Create a DataFrame with 100 rows of random data. Use .head(10) and .tail(10) to view the first and last 10 rows. Then use .sample(5, random_state=0) to get a reproducible random sample.
Solution to Exercise 1
Use head, tail, and sample for quick inspection.
import pandas as pd
import numpy as np
np.random.seed(42)
df = pd.DataFrame(np.random.randn(100, 3), columns=['A', 'B', 'C'])
print(df.head(10))
print(df.tail(10))
print(df.sample(5, random_state=0))
Exercise 2.
Create a DataFrame with some NaN values. Use .info() to inspect the non-null counts per column, then use .isna().sum() to confirm the count of missing values in each column.
Solution to Exercise 2
Use info and isna to inspect missing data.
import pandas as pd
import numpy as np
df = pd.DataFrame({
'name': ['Alice', 'Bob', None, 'Dave'],
'age': [25, np.nan, 35, np.nan],
'score': [90, 85, 88, 92]
})
df.info()
print("\nMissing values per column:")
print(df.isna().sum())
Exercise 3.

━━━━━━━━━━

* **Task objective**
Extend the pandas exercise set above, picking up right after its final line.

━━━━━━━━━━

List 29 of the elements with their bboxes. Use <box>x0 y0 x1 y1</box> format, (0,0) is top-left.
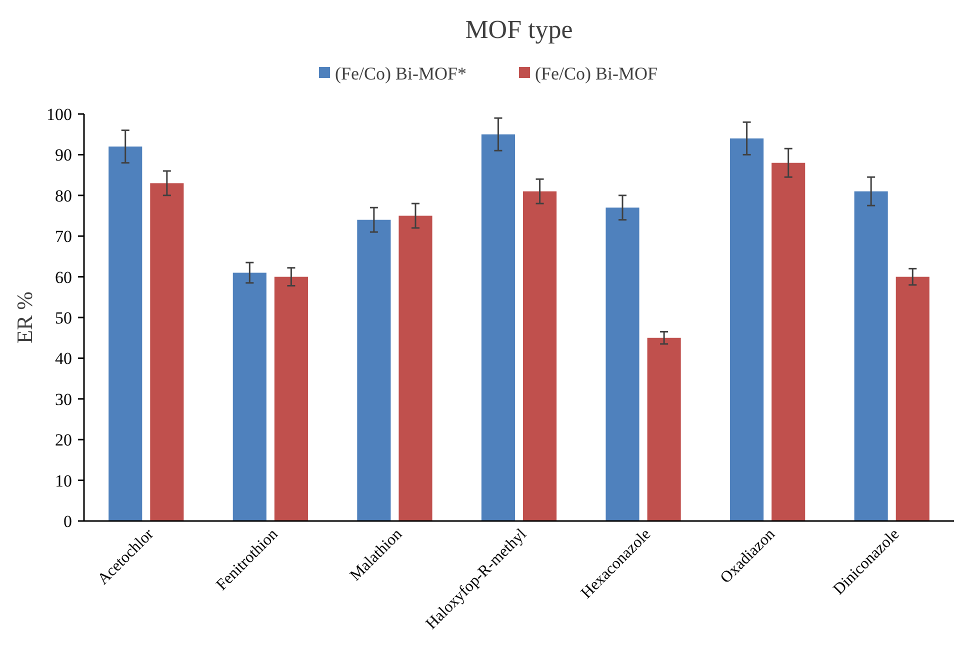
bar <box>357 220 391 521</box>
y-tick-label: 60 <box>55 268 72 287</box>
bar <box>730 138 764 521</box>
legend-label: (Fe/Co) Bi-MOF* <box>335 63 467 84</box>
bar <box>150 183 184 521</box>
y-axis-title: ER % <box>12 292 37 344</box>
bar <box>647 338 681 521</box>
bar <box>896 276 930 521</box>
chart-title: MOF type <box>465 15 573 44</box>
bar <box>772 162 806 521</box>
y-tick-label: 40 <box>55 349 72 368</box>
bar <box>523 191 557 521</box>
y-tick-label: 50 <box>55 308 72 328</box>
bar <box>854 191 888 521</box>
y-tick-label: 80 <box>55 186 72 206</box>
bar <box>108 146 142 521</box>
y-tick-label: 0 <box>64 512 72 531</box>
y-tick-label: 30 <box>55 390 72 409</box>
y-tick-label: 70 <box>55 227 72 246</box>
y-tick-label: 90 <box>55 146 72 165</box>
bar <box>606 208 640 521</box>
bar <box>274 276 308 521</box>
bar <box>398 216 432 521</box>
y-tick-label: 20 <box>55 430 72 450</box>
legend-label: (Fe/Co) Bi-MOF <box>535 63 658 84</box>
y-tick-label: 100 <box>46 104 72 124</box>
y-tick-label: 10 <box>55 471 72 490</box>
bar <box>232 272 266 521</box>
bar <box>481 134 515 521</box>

━━━━━━━━━━

* **Solved exercise**
Create a DataFrame with a 'price' column. Use .min(), .max(), .idxmin(), and .idxmax() to find the minimum and maximum prices along with their row indices. Verify that df.loc[df['price'].idxmax(), 'price'] == df['price'].max().
Solution to Exercise 3
Find min/max values and their indices.
import pandas as pd
df = pd.DataFrame({
'product': ['A', 'B', 'C', 'D', 'E'],
'price': [19.99, 5.49, 42.00, 12.75, 35.50]
})
print("Min price:", df['price'].min(), "at index", df['price'].idxmin())
print("Max price:", df['price'].max(), "at index", df['price'].idxmax())
assert df.loc[df['price'].idxmax(), 'price'] == df['price'].max()
print("Verification passed.")